- _Exercise_:
Skip the images. Copy the records exactly as written.

# start of Material supplied

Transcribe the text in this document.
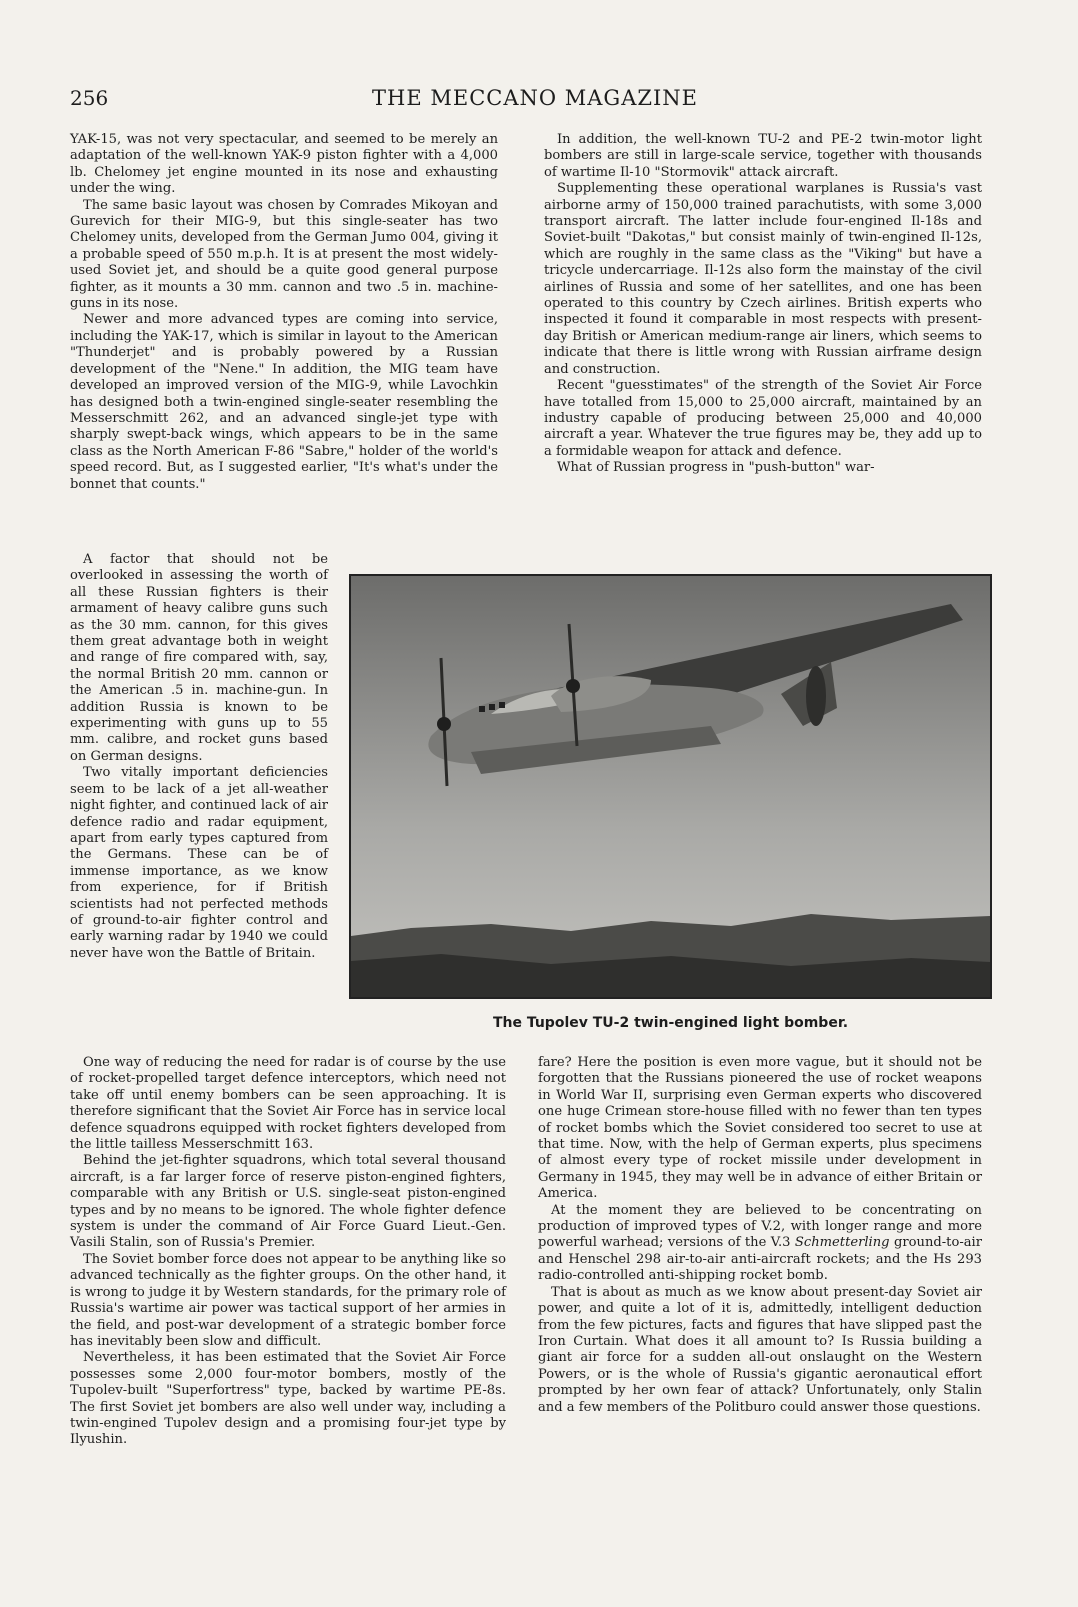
256	THE MECCANO MAGAZINE

YAK-15, was not very spectacular, and seemed to be merely an adaptation of the well-known YAK-9 piston fighter with a 4,000 lb. Chelomey jet engine mounted in its nose and exhausting under the wing.

The same basic layout was chosen by Comrades Mikoyan and Gurevich for their MIG-9, but this single-seater has two Chelomey units, developed from the German Jumo 004, giving it a probable speed of 550 m.p.h. It is at present the most widely-used Soviet jet, and should be a quite good general purpose fighter, as it mounts a 30 mm. cannon and two .5 in. machine-guns in its nose.

Newer and more advanced types are coming into service, including the YAK-17, which is similar in layout to the American "Thunderjet" and is probably powered by a Russian development of the "Nene." In addition, the MIG team have developed an improved version of the MIG-9, while Lavochkin has designed both a twin-engined single-seater resembling the Messerschmitt 262, and an advanced single-jet type with sharply swept-back wings, which appears to be in the same class as the North American F-86 "Sabre," holder of the world's speed record. But, as I suggested earlier, "It's what's under the bonnet that counts."

A factor that should not be overlooked in assessing the worth of all these Russian fighters is their armament of heavy calibre guns such as the 30 mm. cannon, for this gives them great advantage both in weight and range of fire compared with, say, the normal British 20 mm. cannon or the American .5 in. machine-gun. In addition Russia is known to be experimenting with guns up to 55 mm. calibre, and rocket guns based on German designs.

Two vitally important deficiencies seem to be lack of a jet all-weather night fighter, and continued lack of air defence radio and radar equipment, apart from early types captured from the Germans. These can be of immense importance, as we know from experience, for if British scientists had not perfected methods of ground-to-air fighter control and early warning radar by 1940 we could never have won the Battle of Britain.

In addition, the well-known TU-2 and PE-2 twin-motor light bombers are still in large-scale service, together with thousands of wartime Il-10 "Stormovik" attack aircraft.

Supplementing these operational warplanes is Russia's vast airborne army of 150,000 trained parachutists, with some 3,000 transport aircraft. The latter include four-engined Il-18s and Soviet-built "Dakotas," but consist mainly of twin-engined Il-12s, which are roughly in the same class as the "Viking" but have a tricycle undercarriage. Il-12s also form the mainstay of the civil airlines of Russia and some of her satellites, and one has been operated to this country by Czech airlines. British experts who inspected it found it comparable in most respects with present-day British or American medium-range air liners, which seems to indicate that there is little wrong with Russian airframe design and construction.

Recent "guesstimates" of the strength of the Soviet Air Force have totalled from 15,000 to 25,000 aircraft, maintained by an industry capable of producing between 25,000 and 40,000 aircraft a year. Whatever the true figures may be, they add up to a formidable weapon for attack and defence.

What of Russian progress in "push-button" war-

The Tupolev TU-2 twin-engined light bomber.

One way of reducing the need for radar is of course by the use of rocket-propelled target defence interceptors, which need not take off until enemy bombers can be seen approaching. It is therefore significant that the Soviet Air Force has in service local defence squadrons equipped with rocket fighters developed from the little tailless Messerschmitt 163.

Behind the jet-fighter squadrons, which total several thousand aircraft, is a far larger force of reserve piston-engined fighters, comparable with any British or U.S. single-seat piston-engined types and by no means to be ignored. The whole fighter defence system is under the command of Air Force Guard Lieut.-Gen. Vasili Stalin, son of Russia's Premier.

The Soviet bomber force does not appear to be anything like so advanced technically as the fighter groups. On the other hand, it is wrong to judge it by Western standards, for the primary role of Russia's wartime air power was tactical support of her armies in the field, and post-war development of a strategic bomber force has inevitably been slow and difficult.

Nevertheless, it has been estimated that the Soviet Air Force possesses some 2,000 four-motor bombers, mostly of the Tupolev-built "Superfortress" type, backed by wartime PE-8s. The first Soviet jet bombers are also well under way, including a twin-engined Tupolev design and a promising four-jet type by Ilyushin.

fare? Here the position is even more vague, but it should not be forgotten that the Russians pioneered the use of rocket weapons in World War II, surprising even German experts who discovered one huge Crimean store-house filled with no fewer than ten types of rocket bombs which the Soviet considered too secret to use at that time. Now, with the help of German experts, plus specimens of almost every type of rocket missile under development in Germany in 1945, they may well be in advance of either Britain or America.

At the moment they are believed to be concentrating on production of improved types of V.2, with longer range and more powerful warhead; versions of the V.3 Schmetterling ground-to-air and Henschel 298 air-to-air anti-aircraft rockets; and the Hs 293 radio-controlled anti-shipping rocket bomb.

That is about as much as we know about present-day Soviet air power, and quite a lot of it is, admittedly, intelligent deduction from the few pictures, facts and figures that have slipped past the Iron Curtain. What does it all amount to? Is Russia building a giant air force for a sudden all-out onslaught on the Western Powers, or is the whole of Russia's gigantic aeronautical effort prompted by her own fear of attack? Unfortunately, only Stalin and a few members of the Politburo could answer those questions.
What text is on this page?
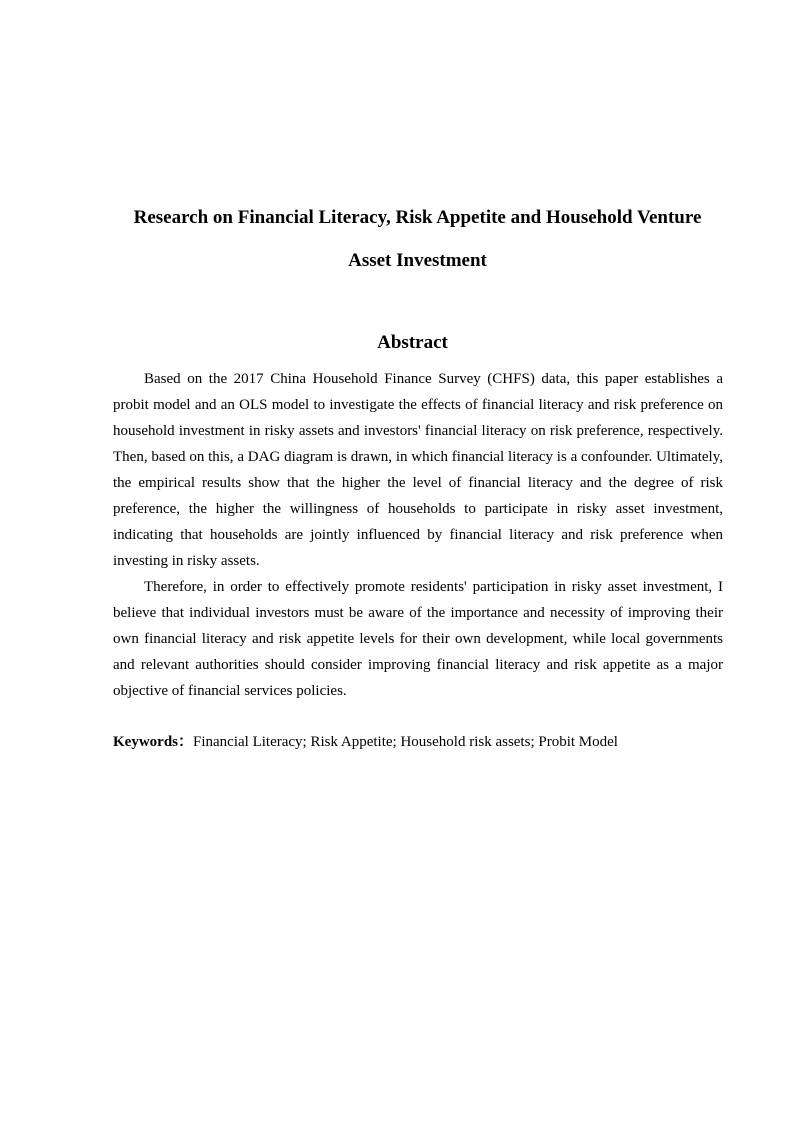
Research on Financial Literacy, Risk Appetite and Household Venture
Asset Investment
Abstract

Based on the 2017 China Household Finance Survey (CHFS) data, this paper establishes a probit model and an OLS model to investigate the effects of financial literacy and risk preference on household investment in risky assets and investors' financial literacy on risk preference, respectively. Then, based on this, a DAG diagram is drawn, in which financial literacy is a confounder. Ultimately, the empirical results show that the higher the level of financial literacy and the degree of risk preference, the higher the willingness of households to participate in risky asset investment, indicating that households are jointly influenced by financial literacy and risk preference when investing in risky assets.

Therefore, in order to effectively promote residents' participation in risky asset investment, I believe that individual investors must be aware of the importance and necessity of improving their own financial literacy and risk appetite levels for their own development, while local governments and relevant authorities should consider improving financial literacy and risk appetite as a major objective of financial services policies.

Keywords：Financial Literacy; Risk Appetite; Household risk assets; Probit Model
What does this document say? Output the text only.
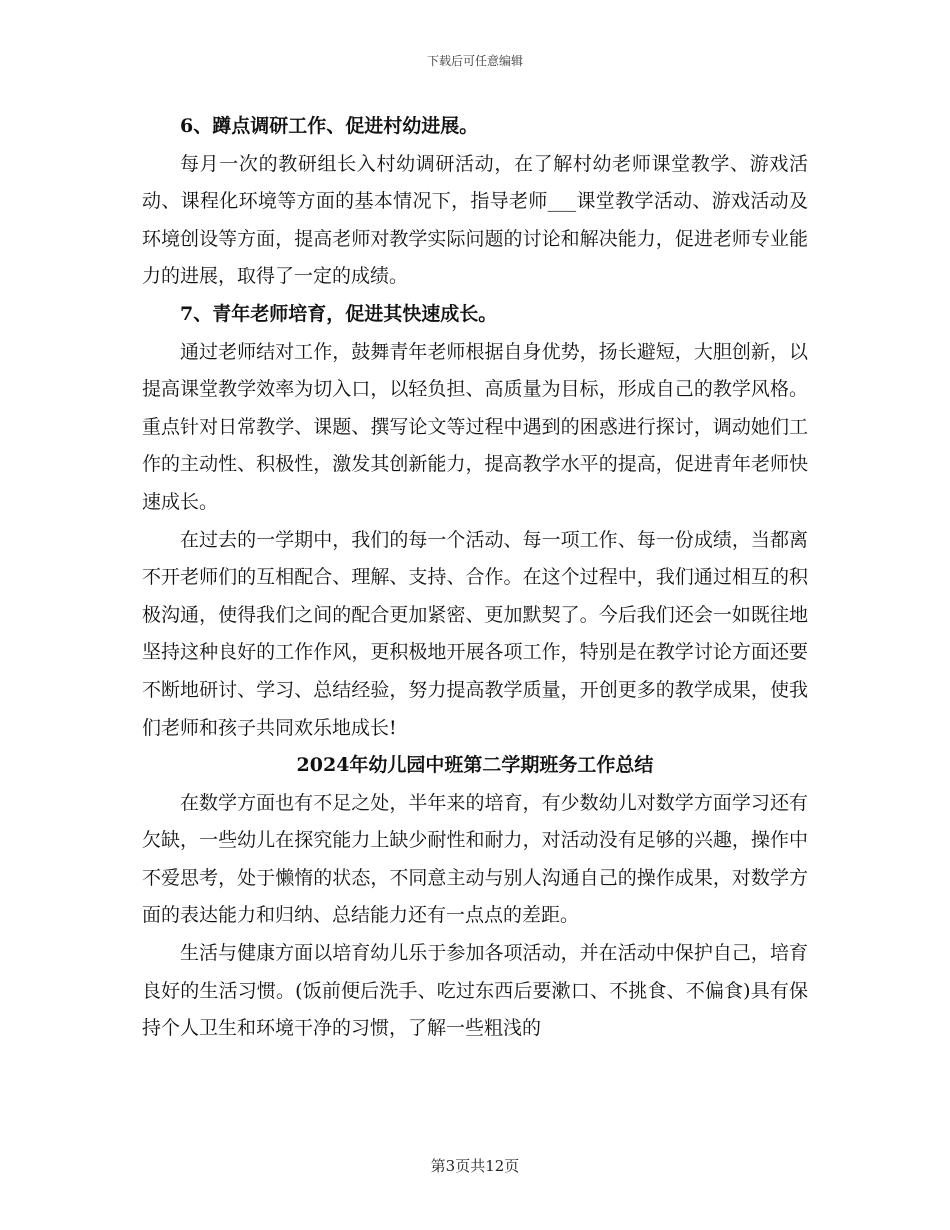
下载后可任意编辑

6、蹲点调研工作、促进村幼进展。

每月一次的教研组长入村幼调研活动，在了解村幼老师课堂教学、游戏活动、课程化环境等方面的基本情况下，指导老师___课堂教学活动、游戏活动及环境创设等方面，提高老师对教学实际问题的讨论和解决能力，促进老师专业能力的进展，取得了一定的成绩。

7、青年老师培育，促进其快速成长。

通过老师结对工作，鼓舞青年老师根据自身优势，扬长避短，大胆创新，以提高课堂教学效率为切入口，以轻负担、高质量为目标，形成自己的教学风格。重点针对日常教学、课题、撰写论文等过程中遇到的困惑进行探讨，调动她们工作的主动性、积极性，激发其创新能力，提高教学水平的提高，促进青年老师快速成长。

在过去的一学期中，我们的每一个活动、每一项工作、每一份成绩，当都离不开老师们的互相配合、理解、支持、合作。在这个过程中，我们通过相互的积极沟通，使得我们之间的配合更加紧密、更加默契了。今后我们还会一如既往地坚持这种良好的工作作风，更积极地开展各项工作，特别是在教学讨论方面还要不断地研讨、学习、总结经验，努力提高教学质量，开创更多的教学成果，使我们老师和孩子共同欢乐地成长!

2024年幼儿园中班第二学期班务工作总结

在数学方面也有不足之处，半年来的培育，有少数幼儿对数学方面学习还有欠缺，一些幼儿在探究能力上缺少耐性和耐力，对活动没有足够的兴趣，操作中不爱思考，处于懒惰的状态，不同意主动与别人沟通自己的操作成果，对数学方面的表达能力和归纳、总结能力还有一点点的差距。

生活与健康方面以培育幼儿乐于参加各项活动，并在活动中保护自己，培育良好的生活习惯。(饭前便后洗手、吃过东西后要漱口、不挑食、不偏食)具有保持个人卫生和环境干净的习惯，了解一些粗浅的

第3页共12页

# end of Material supplied

- _Written solution_:
Transcribe the text in this document.
256	THE MECCANO MAGAZINE

YAK-15, was not very spectacular, and seemed to be merely an adaptation of the well-known YAK-9 piston fighter with a 4,000 lb. Chelomey jet engine mounted in its nose and exhausting under the wing.

The same basic layout was chosen by Comrades Mikoyan and Gurevich for their MIG-9, but this single-seater has two Chelomey units, developed from the German Jumo 004, giving it a probable speed of 550 m.p.h. It is at present the most widely-used Soviet jet, and should be a quite good general purpose fighter, as it mounts a 30 mm. cannon and two .5 in. machine-guns in its nose.

Newer and more advanced types are coming into service, including the YAK-17, which is similar in layout to the American "Thunderjet" and is probably powered by a Russian development of the "Nene." In addition, the MIG team have developed an improved version of the MIG-9, while Lavochkin has designed both a twin-engined single-seater resembling the Messerschmitt 262, and an advanced single-jet type with sharply swept-back wings, which appears to be in the same class as the North American F-86 "Sabre," holder of the world's speed record. But, as I suggested earlier, "It's what's under the bonnet that counts."

A factor that should not be overlooked in assessing the worth of all these Russian fighters is their armament of heavy calibre guns such as the 30 mm. cannon, for this gives them great advantage both in weight and range of fire compared with, say, the normal British 20 mm. cannon or the American .5 in. machine-gun. In addition Russia is known to be experimenting with guns up to 55 mm. calibre, and rocket guns based on German designs.

Two vitally important deficiencies seem to be lack of a jet all-weather night fighter, and continued lack of air defence radio and radar equipment, apart from early types captured from the Germans. These can be of immense importance, as we know from experience, for if British scientists had not perfected methods of ground-to-air fighter control and early warning radar by 1940 we could never have won the Battle of Britain.

In addition, the well-known TU-2 and PE-2 twin-motor light bombers are still in large-scale service, together with thousands of wartime Il-10 "Stormovik" attack aircraft.

Supplementing these operational warplanes is Russia's vast airborne army of 150,000 trained parachutists, with some 3,000 transport aircraft. The latter include four-engined Il-18s and Soviet-built "Dakotas," but consist mainly of twin-engined Il-12s, which are roughly in the same class as the "Viking" but have a tricycle undercarriage. Il-12s also form the mainstay of the civil airlines of Russia and some of her satellites, and one has been operated to this country by Czech airlines. British experts who inspected it found it comparable in most respects with present-day British or American medium-range air liners, which seems to indicate that there is little wrong with Russian airframe design and construction.

Recent "guesstimates" of the strength of the Soviet Air Force have totalled from 15,000 to 25,000 aircraft, maintained by an industry capable of producing between 25,000 and 40,000 aircraft a year. Whatever the true figures may be, they add up to a formidable weapon for attack and defence.

What of Russian progress in "push-button" war-

The Tupolev TU-2 twin-engined light bomber.

One way of reducing the need for radar is of course by the use of rocket-propelled target defence interceptors, which need not take off until enemy bombers can be seen approaching. It is therefore significant that the Soviet Air Force has in service local defence squadrons equipped with rocket fighters developed from the little tailless Messerschmitt 163.

Behind the jet-fighter squadrons, which total several thousand aircraft, is a far larger force of reserve piston-engined fighters, comparable with any British or U.S. single-seat piston-engined types and by no means to be ignored. The whole fighter defence system is under the command of Air Force Guard Lieut.-Gen. Vasili Stalin, son of Russia's Premier.

The Soviet bomber force does not appear to be anything like so advanced technically as the fighter groups. On the other hand, it is wrong to judge it by Western standards, for the primary role of Russia's wartime air power was tactical support of her armies in the field, and post-war development of a strategic bomber force has inevitably been slow and difficult.

Nevertheless, it has been estimated that the Soviet Air Force possesses some 2,000 four-motor bombers, mostly of the Tupolev-built "Superfortress" type, backed by wartime PE-8s. The first Soviet jet bombers are also well under way, including a twin-engined Tupolev design and a promising four-jet type by Ilyushin.

fare? Here the position is even more vague, but it should not be forgotten that the Russians pioneered the use of rocket weapons in World War II, surprising even German experts who discovered one huge Crimean store-house filled with no fewer than ten types of rocket bombs which the Soviet considered too secret to use at that time. Now, with the help of German experts, plus specimens of almost every type of rocket missile under development in Germany in 1945, they may well be in advance of either Britain or America.

At the moment they are believed to be concentrating on production of improved types of V.2, with longer range and more powerful warhead; versions of the V.3 Schmetterling ground-to-air and Henschel 298 air-to-air anti-aircraft rockets; and the Hs 293 radio-controlled anti-shipping rocket bomb.

That is about as much as we know about present-day Soviet air power, and quite a lot of it is, admittedly, intelligent deduction from the few pictures, facts and figures that have slipped past the Iron Curtain. What does it all amount to? Is Russia building a giant air force for a sudden all-out onslaught on the Western Powers, or is the whole of Russia's gigantic aeronautical effort prompted by her own fear of attack? Unfortunately, only Stalin and a few members of the Politburo could answer those questions.
What text is on this page?
Research on Financial Literacy, Risk Appetite and Household Venture
Asset Investment
Abstract

Based on the 2017 China Household Finance Survey (CHFS) data, this paper establishes a probit model and an OLS model to investigate the effects of financial literacy and risk preference on household investment in risky assets and investors' financial literacy on risk preference, respectively. Then, based on this, a DAG diagram is drawn, in which financial literacy is a confounder. Ultimately, the empirical results show that the higher the level of financial literacy and the degree of risk preference, the higher the willingness of households to participate in risky asset investment, indicating that households are jointly influenced by financial literacy and risk preference when investing in risky assets.

Therefore, in order to effectively promote residents' participation in risky asset investment, I believe that individual investors must be aware of the importance and necessity of improving their own financial literacy and risk appetite levels for their own development, while local governments and relevant authorities should consider improving financial literacy and risk appetite as a major objective of financial services policies.

Keywords：Financial Literacy; Risk Appetite; Household risk assets; Probit Model
What does this document say? Output the text only.
下载后可任意编辑

6、蹲点调研工作、促进村幼进展。

每月一次的教研组长入村幼调研活动，在了解村幼老师课堂教学、游戏活动、课程化环境等方面的基本情况下，指导老师___课堂教学活动、游戏活动及环境创设等方面，提高老师对教学实际问题的讨论和解决能力，促进老师专业能力的进展，取得了一定的成绩。

7、青年老师培育，促进其快速成长。

通过老师结对工作，鼓舞青年老师根据自身优势，扬长避短，大胆创新，以提高课堂教学效率为切入口，以轻负担、高质量为目标，形成自己的教学风格。重点针对日常教学、课题、撰写论文等过程中遇到的困惑进行探讨，调动她们工作的主动性、积极性，激发其创新能力，提高教学水平的提高，促进青年老师快速成长。

在过去的一学期中，我们的每一个活动、每一项工作、每一份成绩，当都离不开老师们的互相配合、理解、支持、合作。在这个过程中，我们通过相互的积极沟通，使得我们之间的配合更加紧密、更加默契了。今后我们还会一如既往地坚持这种良好的工作作风，更积极地开展各项工作，特别是在教学讨论方面还要不断地研讨、学习、总结经验，努力提高教学质量，开创更多的教学成果，使我们老师和孩子共同欢乐地成长!

2024年幼儿园中班第二学期班务工作总结

在数学方面也有不足之处，半年来的培育，有少数幼儿对数学方面学习还有欠缺，一些幼儿在探究能力上缺少耐性和耐力，对活动没有足够的兴趣，操作中不爱思考，处于懒惰的状态，不同意主动与别人沟通自己的操作成果，对数学方面的表达能力和归纳、总结能力还有一点点的差距。

生活与健康方面以培育幼儿乐于参加各项活动，并在活动中保护自己，培育良好的生活习惯。(饭前便后洗手、吃过东西后要漱口、不挑食、不偏食)具有保持个人卫生和环境干净的习惯，了解一些粗浅的

第3页共12页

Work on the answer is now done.